[STATED GOAL]
Every line of the data that contains the string "When" must be copied.

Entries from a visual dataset
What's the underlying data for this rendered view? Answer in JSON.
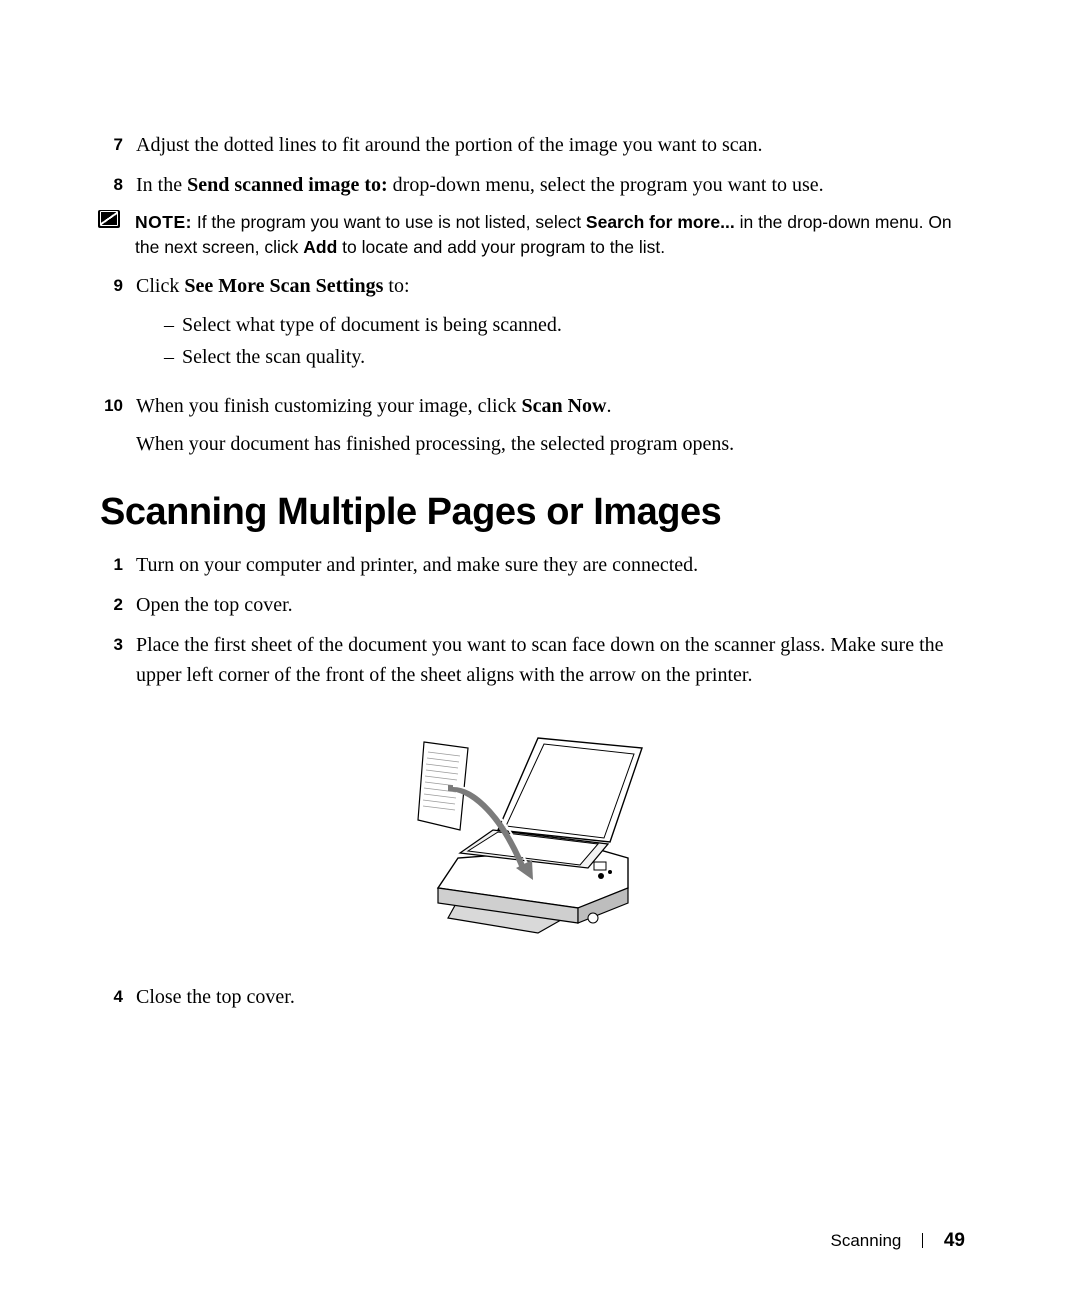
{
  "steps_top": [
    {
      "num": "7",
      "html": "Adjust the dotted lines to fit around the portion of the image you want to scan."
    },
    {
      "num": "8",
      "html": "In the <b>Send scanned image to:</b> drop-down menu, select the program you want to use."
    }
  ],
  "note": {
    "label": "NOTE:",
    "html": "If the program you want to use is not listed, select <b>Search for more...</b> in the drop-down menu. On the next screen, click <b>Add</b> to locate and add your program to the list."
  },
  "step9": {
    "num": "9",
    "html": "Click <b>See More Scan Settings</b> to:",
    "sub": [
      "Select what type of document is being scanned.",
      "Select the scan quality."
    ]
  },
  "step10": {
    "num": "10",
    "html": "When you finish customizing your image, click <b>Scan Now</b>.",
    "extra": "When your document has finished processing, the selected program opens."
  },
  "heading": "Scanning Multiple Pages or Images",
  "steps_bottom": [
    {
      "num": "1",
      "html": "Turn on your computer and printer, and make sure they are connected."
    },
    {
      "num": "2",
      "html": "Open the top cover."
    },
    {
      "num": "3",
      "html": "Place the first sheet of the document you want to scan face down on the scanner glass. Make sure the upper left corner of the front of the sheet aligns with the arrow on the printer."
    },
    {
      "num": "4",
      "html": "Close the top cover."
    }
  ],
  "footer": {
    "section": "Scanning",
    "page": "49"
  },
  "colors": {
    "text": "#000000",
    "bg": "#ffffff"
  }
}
==
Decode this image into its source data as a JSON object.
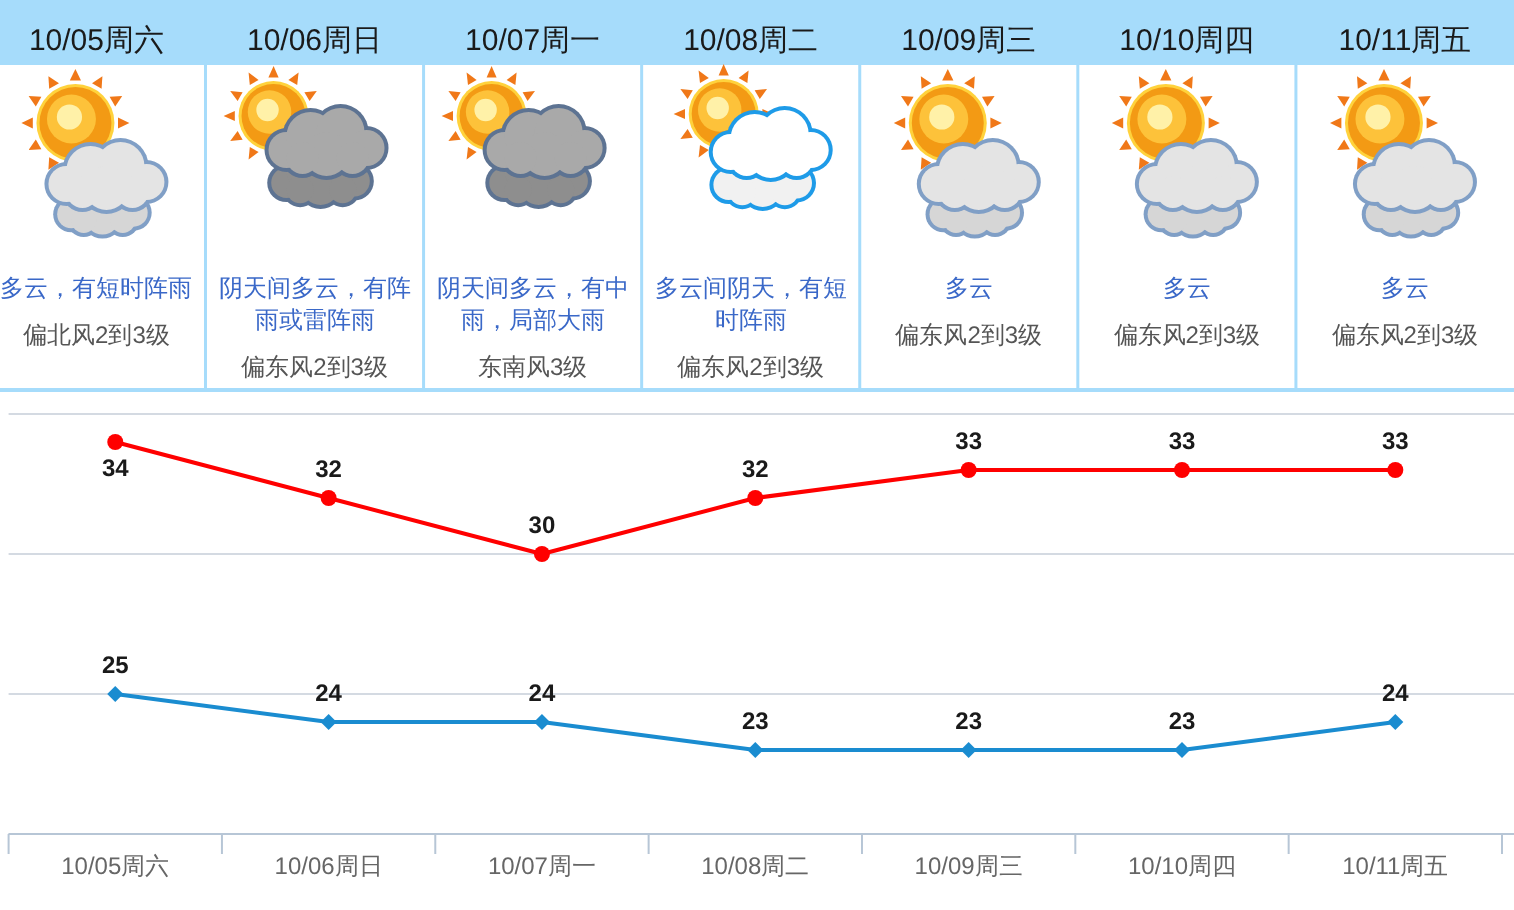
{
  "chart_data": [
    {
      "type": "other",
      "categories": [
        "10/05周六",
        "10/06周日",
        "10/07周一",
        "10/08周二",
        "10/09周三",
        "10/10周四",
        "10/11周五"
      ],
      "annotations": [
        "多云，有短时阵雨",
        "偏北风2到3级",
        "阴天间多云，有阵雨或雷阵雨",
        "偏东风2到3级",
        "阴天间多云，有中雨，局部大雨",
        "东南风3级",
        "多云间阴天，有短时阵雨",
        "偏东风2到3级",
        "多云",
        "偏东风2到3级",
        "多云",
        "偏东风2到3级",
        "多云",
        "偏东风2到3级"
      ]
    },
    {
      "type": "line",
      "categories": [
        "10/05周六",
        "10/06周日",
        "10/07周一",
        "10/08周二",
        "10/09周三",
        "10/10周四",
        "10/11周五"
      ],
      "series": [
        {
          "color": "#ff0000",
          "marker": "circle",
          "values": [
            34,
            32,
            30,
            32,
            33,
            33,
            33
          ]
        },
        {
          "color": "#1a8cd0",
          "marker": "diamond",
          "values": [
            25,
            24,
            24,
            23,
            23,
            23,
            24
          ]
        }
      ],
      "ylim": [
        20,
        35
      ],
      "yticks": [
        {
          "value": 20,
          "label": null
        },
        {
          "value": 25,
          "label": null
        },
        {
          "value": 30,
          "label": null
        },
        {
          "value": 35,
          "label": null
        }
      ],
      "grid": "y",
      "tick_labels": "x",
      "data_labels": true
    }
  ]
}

[PROBLEM SOLUTION]
    "html": "When you finish customizing your image, click <b>Scan Now</b>.",
    "extra": "When your document has finished processing, the selected program opens."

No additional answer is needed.